[Description of the task]: Write every record out again exactly, and keep images out of it.

Data entries:
[Begin]

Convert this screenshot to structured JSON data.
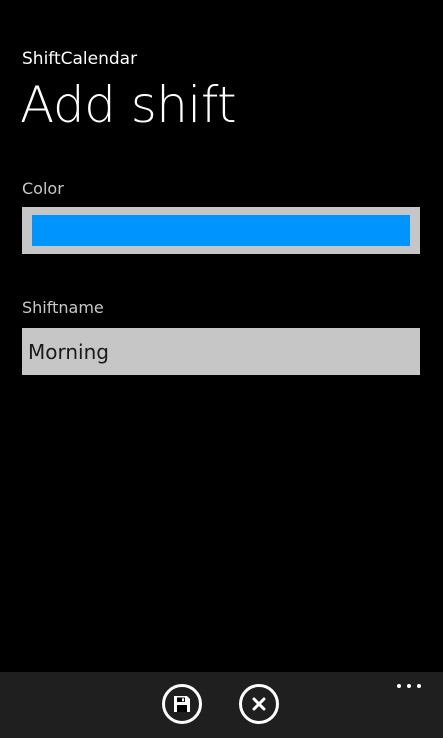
{
  "header": {
    "app_title": "ShiftCalendar",
    "page_title": "Add shift"
  },
  "form": {
    "color": {
      "label": "Color",
      "value": "#0094ff"
    },
    "shiftname": {
      "label": "Shiftname",
      "value": "Morning"
    }
  },
  "app_bar": {
    "buttons": [
      {
        "icon": "save-icon"
      },
      {
        "icon": "cancel-icon"
      }
    ],
    "more_icon": "ellipsis-icon"
  }
}
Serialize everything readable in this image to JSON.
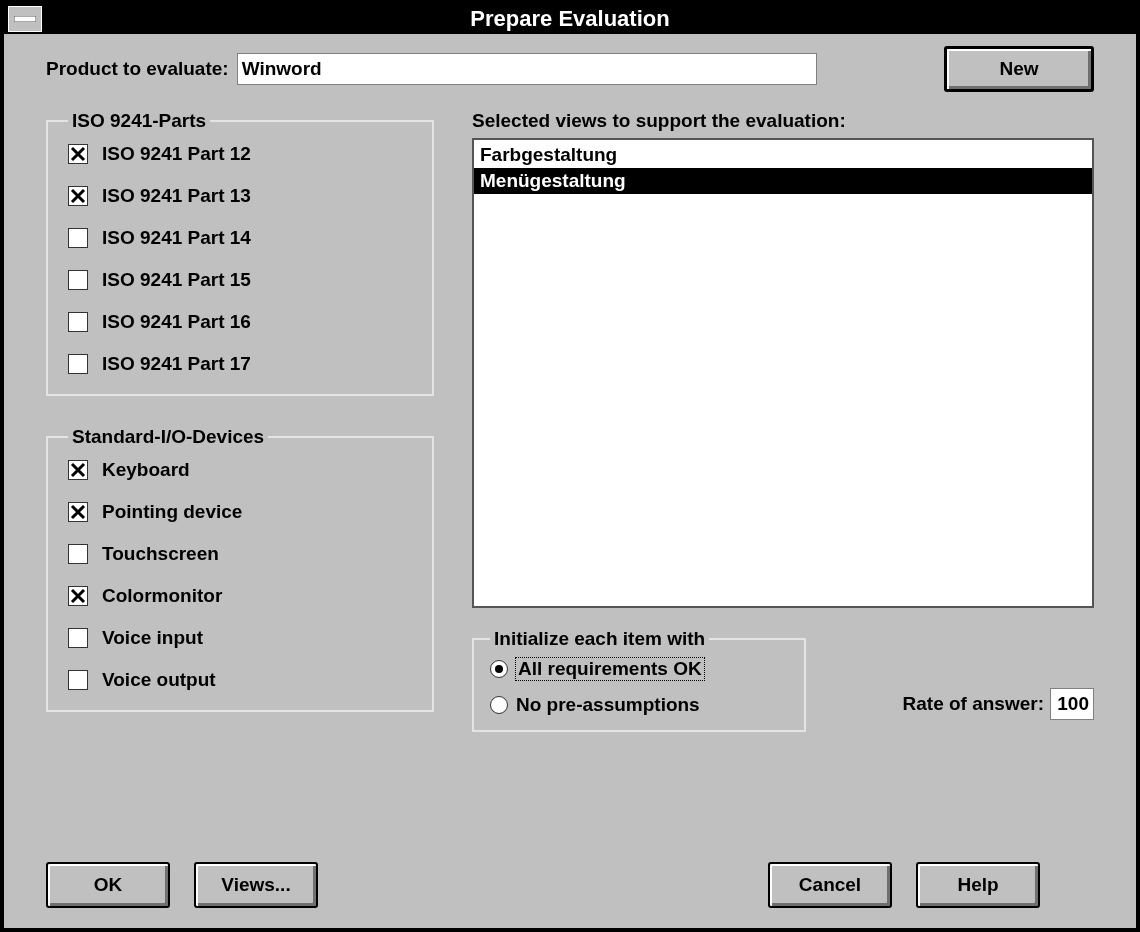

[End]

[Exercise output]:
Convert this screenshot to structured JSON data.
{
  "header": {
    "app_title": "ShiftCalendar",
    "page_title": "Add shift"
  },
  "form": {
    "color": {
      "label": "Color",
      "value": "#0094ff"
    },
    "shiftname": {
      "label": "Shiftname",
      "value": "Morning"
    }
  },
  "app_bar": {
    "buttons": [
      {
        "icon": "save-icon"
      },
      {
        "icon": "cancel-icon"
      }
    ],
    "more_icon": "ellipsis-icon"
  }
}
Serialize everything readable in this image to JSON.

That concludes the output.